• What the task asks:
Output all the data exactly. Pictures do not belong in the copy.

——

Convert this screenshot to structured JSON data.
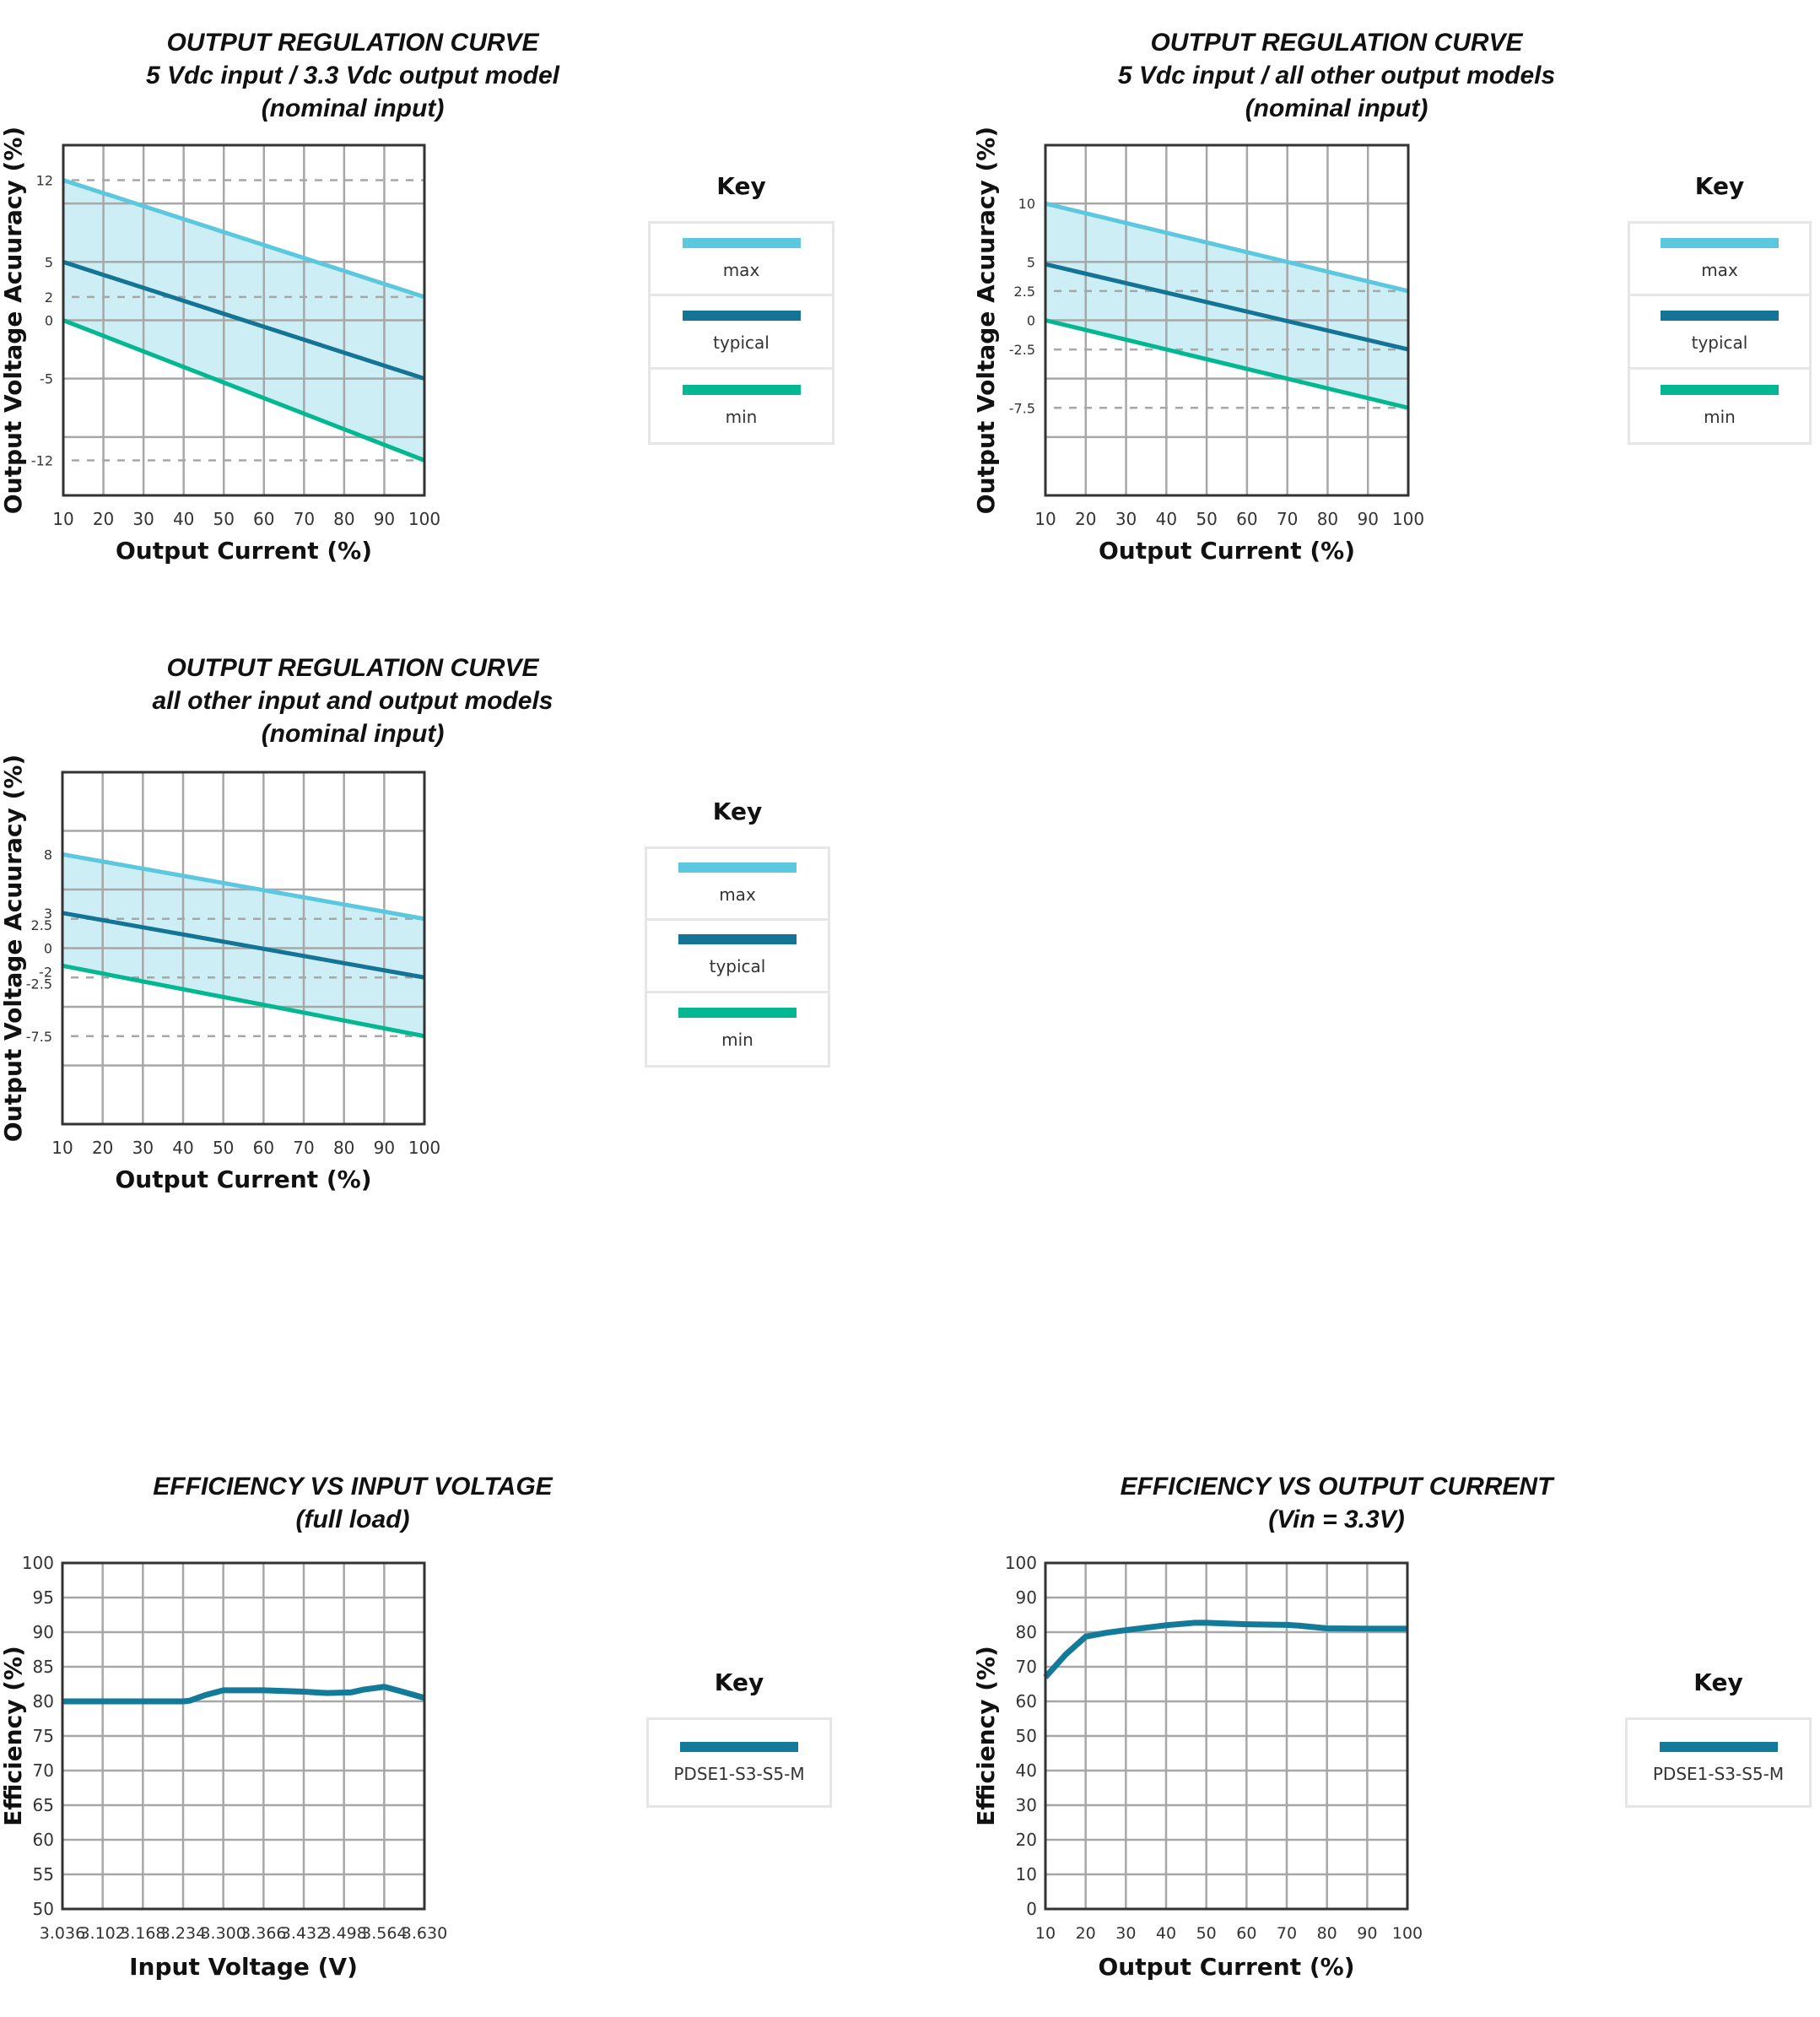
{
  "chart_data": [
    {
      "type": "line",
      "title_lines": [
        "OUTPUT REGULATION CURVE",
        "5 Vdc input / 3.3 Vdc output model",
        "(nominal input)"
      ],
      "xlabel": "Output Current (%)",
      "ylabel": "Output Voltage Acuuracy (%)",
      "xlim": [
        10,
        100
      ],
      "ylim": [
        -15,
        15
      ],
      "xgrid_step": 10,
      "ygrid_step": 5,
      "grid": true,
      "xticks": [
        "10",
        "20",
        "30",
        "40",
        "50",
        "60",
        "70",
        "80",
        "90",
        "100"
      ],
      "yticks": [
        "12",
        "5",
        "2",
        "0",
        "-5",
        "-12"
      ],
      "dashed_refs": [
        12,
        2,
        -12
      ],
      "shaded_band": true,
      "series": [
        {
          "name": "max",
          "x": [
            10,
            100
          ],
          "y": [
            12,
            2
          ],
          "color": "#5bc8e0"
        },
        {
          "name": "typical",
          "x": [
            10,
            100
          ],
          "y": [
            5,
            -5
          ],
          "color": "#137496"
        },
        {
          "name": "min",
          "x": [
            10,
            100
          ],
          "y": [
            0,
            -12
          ],
          "color": "#03b891"
        }
      ],
      "legend": {
        "title": "Key",
        "position": "right",
        "entries": [
          "max",
          "typical",
          "min"
        ]
      }
    },
    {
      "type": "line",
      "title_lines": [
        "OUTPUT REGULATION CURVE",
        "5 Vdc input / all other output models",
        "(nominal input)"
      ],
      "xlabel": "Output Current (%)",
      "ylabel": "Output Voltage Acuuracy (%)",
      "xlim": [
        10,
        100
      ],
      "ylim": [
        -15,
        15
      ],
      "xgrid_step": 10,
      "ygrid_step": 5,
      "grid": true,
      "xticks": [
        "10",
        "20",
        "30",
        "40",
        "50",
        "60",
        "70",
        "80",
        "90",
        "100"
      ],
      "yticks": [
        "10",
        "5",
        "2.5",
        "0",
        "-2.5",
        "-7.5"
      ],
      "dashed_refs": [
        2.5,
        -2.5,
        -7.5
      ],
      "shaded_band": true,
      "series": [
        {
          "name": "max",
          "x": [
            10,
            100
          ],
          "y": [
            10,
            2.5
          ],
          "color": "#5bc8e0"
        },
        {
          "name": "typical",
          "x": [
            10,
            100
          ],
          "y": [
            4.8,
            -2.5
          ],
          "color": "#137496"
        },
        {
          "name": "min",
          "x": [
            10,
            100
          ],
          "y": [
            0,
            -7.5
          ],
          "color": "#03b891"
        }
      ],
      "legend": {
        "title": "Key",
        "position": "right",
        "entries": [
          "max",
          "typical",
          "min"
        ]
      }
    },
    {
      "type": "line",
      "title_lines": [
        "OUTPUT REGULATION CURVE",
        "all other input and output models",
        "(nominal input)"
      ],
      "xlabel": "Output Current (%)",
      "ylabel": "Output Voltage Acuuracy (%)",
      "xlim": [
        10,
        100
      ],
      "ylim": [
        -15,
        15
      ],
      "xgrid_step": 10,
      "ygrid_step": 5,
      "grid": true,
      "xticks": [
        "10",
        "20",
        "30",
        "40",
        "50",
        "60",
        "70",
        "80",
        "90",
        "100"
      ],
      "yticks": [
        "8",
        "3",
        "2.5",
        "0",
        "-2",
        "-2.5",
        "-7.5"
      ],
      "dashed_refs": [
        2.5,
        -2.5,
        -7.5
      ],
      "shaded_band": true,
      "series": [
        {
          "name": "max",
          "x": [
            10,
            100
          ],
          "y": [
            8,
            2.5
          ],
          "color": "#5bc8e0"
        },
        {
          "name": "typical",
          "x": [
            10,
            100
          ],
          "y": [
            3,
            -2.5
          ],
          "color": "#137496"
        },
        {
          "name": "min",
          "x": [
            10,
            100
          ],
          "y": [
            -1.5,
            -7.5
          ],
          "color": "#03b891"
        }
      ],
      "legend": {
        "title": "Key",
        "position": "right",
        "entries": [
          "max",
          "typical",
          "min"
        ]
      }
    },
    {
      "type": "line",
      "title_lines": [
        "EFFICIENCY VS INPUT VOLTAGE",
        "(full load)"
      ],
      "xlabel": "Input Voltage (V)",
      "ylabel": "Efficiency (%)",
      "xlim": [
        3.036,
        3.63
      ],
      "ylim": [
        50,
        100
      ],
      "xgrid_step": 0.066,
      "ygrid_step": 5,
      "grid": true,
      "xticks": [
        "3.036",
        "3.102",
        "3.168",
        "3.234",
        "3.300",
        "3.366",
        "3.432",
        "3.498",
        "3.564",
        "3.630"
      ],
      "yticks": [
        "100",
        "95",
        "90",
        "85",
        "80",
        "75",
        "70",
        "65",
        "60",
        "55",
        "50"
      ],
      "dashed_refs": [],
      "shaded_band": false,
      "series": [
        {
          "name": "PDSE1-S3-S5-M",
          "x": [
            3.036,
            3.102,
            3.168,
            3.234,
            3.245,
            3.27,
            3.3,
            3.366,
            3.432,
            3.47,
            3.51,
            3.53,
            3.564,
            3.59,
            3.63
          ],
          "y": [
            80,
            80,
            80,
            80,
            80.1,
            80.9,
            81.6,
            81.6,
            81.4,
            81.2,
            81.3,
            81.7,
            82.1,
            81.5,
            80.5
          ],
          "color": "#147a99"
        }
      ],
      "legend": {
        "title": "Key",
        "position": "right",
        "entries": [
          "PDSE1-S3-S5-M"
        ]
      }
    },
    {
      "type": "line",
      "title_lines": [
        "EFFICIENCY VS OUTPUT CURRENT",
        "(Vin = 3.3V)"
      ],
      "xlabel": "Output Current (%)",
      "ylabel": "Efficiency (%)",
      "xlim": [
        10,
        100
      ],
      "ylim": [
        0,
        100
      ],
      "xgrid_step": 10,
      "ygrid_step": 10,
      "grid": true,
      "xticks": [
        "10",
        "20",
        "30",
        "40",
        "50",
        "60",
        "70",
        "80",
        "90",
        "100"
      ],
      "yticks": [
        "100",
        "90",
        "80",
        "70",
        "60",
        "50",
        "40",
        "30",
        "20",
        "10",
        "0"
      ],
      "dashed_refs": [],
      "shaded_band": false,
      "series": [
        {
          "name": "PDSE1-S3-S5-M",
          "x": [
            10,
            15,
            20,
            25,
            30,
            40,
            47,
            50,
            60,
            70,
            73,
            80,
            90,
            100
          ],
          "y": [
            67,
            73.5,
            78.7,
            79.8,
            80.6,
            82,
            82.7,
            82.7,
            82.3,
            82.1,
            81.9,
            81.1,
            81,
            81
          ],
          "color": "#147a99"
        }
      ],
      "legend": {
        "title": "Key",
        "position": "right",
        "entries": [
          "PDSE1-S3-S5-M"
        ]
      }
    }
  ]
}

——

• Final answer:
Convert this screenshot to structured JSON data.
{
  "chart_data": [
    {
      "type": "line",
      "title_lines": [
        "OUTPUT REGULATION CURVE",
        "5 Vdc input / 3.3 Vdc output model",
        "(nominal input)"
      ],
      "xlabel": "Output Current (%)",
      "ylabel": "Output Voltage Acuuracy (%)",
      "xlim": [
        10,
        100
      ],
      "ylim": [
        -15,
        15
      ],
      "xgrid_step": 10,
      "ygrid_step": 5,
      "grid": true,
      "xticks": [
        "10",
        "20",
        "30",
        "40",
        "50",
        "60",
        "70",
        "80",
        "90",
        "100"
      ],
      "yticks": [
        "12",
        "5",
        "2",
        "0",
        "-5",
        "-12"
      ],
      "dashed_refs": [
        12,
        2,
        -12
      ],
      "shaded_band": true,
      "series": [
        {
          "name": "max",
          "x": [
            10,
            100
          ],
          "y": [
            12,
            2
          ],
          "color": "#5bc8e0"
        },
        {
          "name": "typical",
          "x": [
            10,
            100
          ],
          "y": [
            5,
            -5
          ],
          "color": "#137496"
        },
        {
          "name": "min",
          "x": [
            10,
            100
          ],
          "y": [
            0,
            -12
          ],
          "color": "#03b891"
        }
      ],
      "legend": {
        "title": "Key",
        "position": "right",
        "entries": [
          "max",
          "typical",
          "min"
        ]
      }
    },
    {
      "type": "line",
      "title_lines": [
        "OUTPUT REGULATION CURVE",
        "5 Vdc input / all other output models",
        "(nominal input)"
      ],
      "xlabel": "Output Current (%)",
      "ylabel": "Output Voltage Acuuracy (%)",
      "xlim": [
        10,
        100
      ],
      "ylim": [
        -15,
        15
      ],
      "xgrid_step": 10,
      "ygrid_step": 5,
      "grid": true,
      "xticks": [
        "10",
        "20",
        "30",
        "40",
        "50",
        "60",
        "70",
        "80",
        "90",
        "100"
      ],
      "yticks": [
        "10",
        "5",
        "2.5",
        "0",
        "-2.5",
        "-7.5"
      ],
      "dashed_refs": [
        2.5,
        -2.5,
        -7.5
      ],
      "shaded_band": true,
      "series": [
        {
          "name": "max",
          "x": [
            10,
            100
          ],
          "y": [
            10,
            2.5
          ],
          "color": "#5bc8e0"
        },
        {
          "name": "typical",
          "x": [
            10,
            100
          ],
          "y": [
            4.8,
            -2.5
          ],
          "color": "#137496"
        },
        {
          "name": "min",
          "x": [
            10,
            100
          ],
          "y": [
            0,
            -7.5
          ],
          "color": "#03b891"
        }
      ],
      "legend": {
        "title": "Key",
        "position": "right",
        "entries": [
          "max",
          "typical",
          "min"
        ]
      }
    },
    {
      "type": "line",
      "title_lines": [
        "OUTPUT REGULATION CURVE",
        "all other input and output models",
        "(nominal input)"
      ],
      "xlabel": "Output Current (%)",
      "ylabel": "Output Voltage Acuuracy (%)",
      "xlim": [
        10,
        100
      ],
      "ylim": [
        -15,
        15
      ],
      "xgrid_step": 10,
      "ygrid_step": 5,
      "grid": true,
      "xticks": [
        "10",
        "20",
        "30",
        "40",
        "50",
        "60",
        "70",
        "80",
        "90",
        "100"
      ],
      "yticks": [
        "8",
        "3",
        "2.5",
        "0",
        "-2",
        "-2.5",
        "-7.5"
      ],
      "dashed_refs": [
        2.5,
        -2.5,
        -7.5
      ],
      "shaded_band": true,
      "series": [
        {
          "name": "max",
          "x": [
            10,
            100
          ],
          "y": [
            8,
            2.5
          ],
          "color": "#5bc8e0"
        },
        {
          "name": "typical",
          "x": [
            10,
            100
          ],
          "y": [
            3,
            -2.5
          ],
          "color": "#137496"
        },
        {
          "name": "min",
          "x": [
            10,
            100
          ],
          "y": [
            -1.5,
            -7.5
          ],
          "color": "#03b891"
        }
      ],
      "legend": {
        "title": "Key",
        "position": "right",
        "entries": [
          "max",
          "typical",
          "min"
        ]
      }
    },
    {
      "type": "line",
      "title_lines": [
        "EFFICIENCY VS INPUT VOLTAGE",
        "(full load)"
      ],
      "xlabel": "Input Voltage (V)",
      "ylabel": "Efficiency (%)",
      "xlim": [
        3.036,
        3.63
      ],
      "ylim": [
        50,
        100
      ],
      "xgrid_step": 0.066,
      "ygrid_step": 5,
      "grid": true,
      "xticks": [
        "3.036",
        "3.102",
        "3.168",
        "3.234",
        "3.300",
        "3.366",
        "3.432",
        "3.498",
        "3.564",
        "3.630"
      ],
      "yticks": [
        "100",
        "95",
        "90",
        "85",
        "80",
        "75",
        "70",
        "65",
        "60",
        "55",
        "50"
      ],
      "dashed_refs": [],
      "shaded_band": false,
      "series": [
        {
          "name": "PDSE1-S3-S5-M",
          "x": [
            3.036,
            3.102,
            3.168,
            3.234,
            3.245,
            3.27,
            3.3,
            3.366,
            3.432,
            3.47,
            3.51,
            3.53,
            3.564,
            3.59,
            3.63
          ],
          "y": [
            80,
            80,
            80,
            80,
            80.1,
            80.9,
            81.6,
            81.6,
            81.4,
            81.2,
            81.3,
            81.7,
            82.1,
            81.5,
            80.5
          ],
          "color": "#147a99"
        }
      ],
      "legend": {
        "title": "Key",
        "position": "right",
        "entries": [
          "PDSE1-S3-S5-M"
        ]
      }
    },
    {
      "type": "line",
      "title_lines": [
        "EFFICIENCY VS OUTPUT CURRENT",
        "(Vin = 3.3V)"
      ],
      "xlabel": "Output Current (%)",
      "ylabel": "Efficiency (%)",
      "xlim": [
        10,
        100
      ],
      "ylim": [
        0,
        100
      ],
      "xgrid_step": 10,
      "ygrid_step": 10,
      "grid": true,
      "xticks": [
        "10",
        "20",
        "30",
        "40",
        "50",
        "60",
        "70",
        "80",
        "90",
        "100"
      ],
      "yticks": [
        "100",
        "90",
        "80",
        "70",
        "60",
        "50",
        "40",
        "30",
        "20",
        "10",
        "0"
      ],
      "dashed_refs": [],
      "shaded_band": false,
      "series": [
        {
          "name": "PDSE1-S3-S5-M",
          "x": [
            10,
            15,
            20,
            25,
            30,
            40,
            47,
            50,
            60,
            70,
            73,
            80,
            90,
            100
          ],
          "y": [
            67,
            73.5,
            78.7,
            79.8,
            80.6,
            82,
            82.7,
            82.7,
            82.3,
            82.1,
            81.9,
            81.1,
            81,
            81
          ],
          "color": "#147a99"
        }
      ],
      "legend": {
        "title": "Key",
        "position": "right",
        "entries": [
          "PDSE1-S3-S5-M"
        ]
      }
    }
  ]
}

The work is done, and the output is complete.